(Data records)
----

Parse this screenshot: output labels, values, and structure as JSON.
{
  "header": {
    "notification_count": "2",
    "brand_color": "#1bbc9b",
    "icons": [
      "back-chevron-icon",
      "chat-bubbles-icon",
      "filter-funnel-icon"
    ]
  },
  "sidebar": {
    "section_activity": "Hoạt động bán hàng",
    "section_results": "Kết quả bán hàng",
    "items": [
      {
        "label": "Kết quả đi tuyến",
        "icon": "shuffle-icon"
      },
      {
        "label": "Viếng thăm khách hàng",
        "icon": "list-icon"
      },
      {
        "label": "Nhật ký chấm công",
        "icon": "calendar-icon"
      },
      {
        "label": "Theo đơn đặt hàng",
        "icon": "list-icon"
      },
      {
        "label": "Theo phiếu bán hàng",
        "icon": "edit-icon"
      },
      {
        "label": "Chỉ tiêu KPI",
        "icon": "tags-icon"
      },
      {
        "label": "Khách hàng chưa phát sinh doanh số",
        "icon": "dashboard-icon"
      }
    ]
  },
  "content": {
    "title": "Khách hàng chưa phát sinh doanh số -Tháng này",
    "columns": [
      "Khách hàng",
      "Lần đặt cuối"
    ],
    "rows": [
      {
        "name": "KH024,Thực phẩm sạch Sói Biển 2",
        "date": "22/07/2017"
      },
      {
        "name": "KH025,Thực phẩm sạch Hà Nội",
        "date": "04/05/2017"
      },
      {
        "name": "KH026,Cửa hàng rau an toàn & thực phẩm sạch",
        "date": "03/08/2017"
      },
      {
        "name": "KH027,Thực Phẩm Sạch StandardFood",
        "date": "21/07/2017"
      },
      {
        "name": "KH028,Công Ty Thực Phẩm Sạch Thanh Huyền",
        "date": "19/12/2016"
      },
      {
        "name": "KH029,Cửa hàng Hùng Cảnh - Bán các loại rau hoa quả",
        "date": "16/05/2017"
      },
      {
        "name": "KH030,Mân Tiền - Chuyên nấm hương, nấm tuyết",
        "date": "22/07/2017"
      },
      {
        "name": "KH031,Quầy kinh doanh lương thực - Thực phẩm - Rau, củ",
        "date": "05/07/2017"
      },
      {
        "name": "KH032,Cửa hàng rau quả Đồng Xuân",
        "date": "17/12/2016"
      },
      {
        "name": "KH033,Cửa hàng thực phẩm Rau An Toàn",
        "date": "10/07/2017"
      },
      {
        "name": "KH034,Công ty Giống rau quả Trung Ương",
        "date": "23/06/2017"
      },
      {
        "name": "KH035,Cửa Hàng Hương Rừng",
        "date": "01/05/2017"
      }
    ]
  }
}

----

INSTRUCTION.
Identify the lines of the data that contain the word "sinh". Copy each of them.

RESPONSE BELOW.
        "label": "Khách hàng chưa phát sinh doanh số",
    "title": "Khách hàng chưa phát sinh doanh số -Tháng này",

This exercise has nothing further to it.